* **Task directions**
Wherever a line holds the string "Friday", copy that line.

* **Excerpted records**
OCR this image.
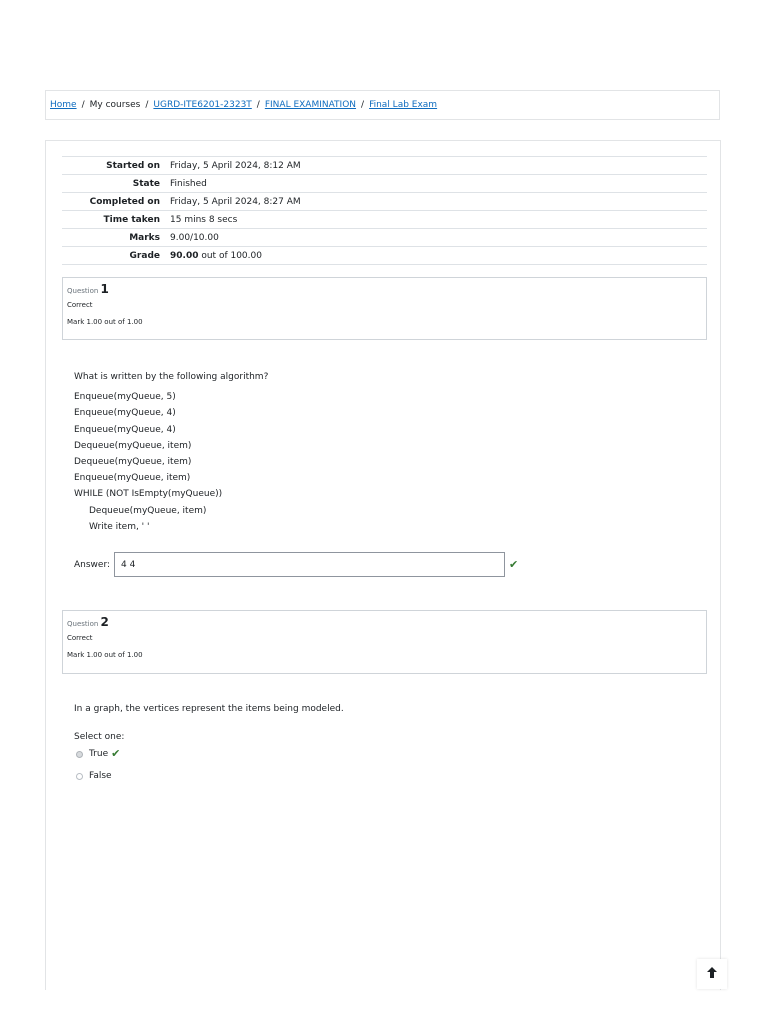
Home / My courses / UGRD-ITE6201-2323T / FINAL EXAMINATION / Final Lab Exam
Started on	Friday, 5 April 2024, 8:12 AM
State	Finished
Completed on	Friday, 5 April 2024, 8:27 AM
Time taken	15 mins 8 secs
Marks	9.00/10.00
Grade	90.00 out of 100.00
Question 1
Correct
Mark 1.00 out of 1.00
What is written by the following algorithm?
Enqueue(myQueue, 5)
Enqueue(myQueue, 4)
Enqueue(myQueue, 4)
Dequeue(myQueue, item)
Dequeue(myQueue, item)
Enqueue(myQueue, item)
WHILE (NOT IsEmpty(myQueue))
Dequeue(myQueue, item)
Write item, ' '
Answer:	4 4	✔
Question 2
Correct
Mark 1.00 out of 1.00
In a graph, the vertices represent the items being modeled.
Select one:
True ✔
False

* **Final result**
Started on	Friday, 5 April 2024, 8:12 AM
Completed on	Friday, 5 April 2024, 8:27 AM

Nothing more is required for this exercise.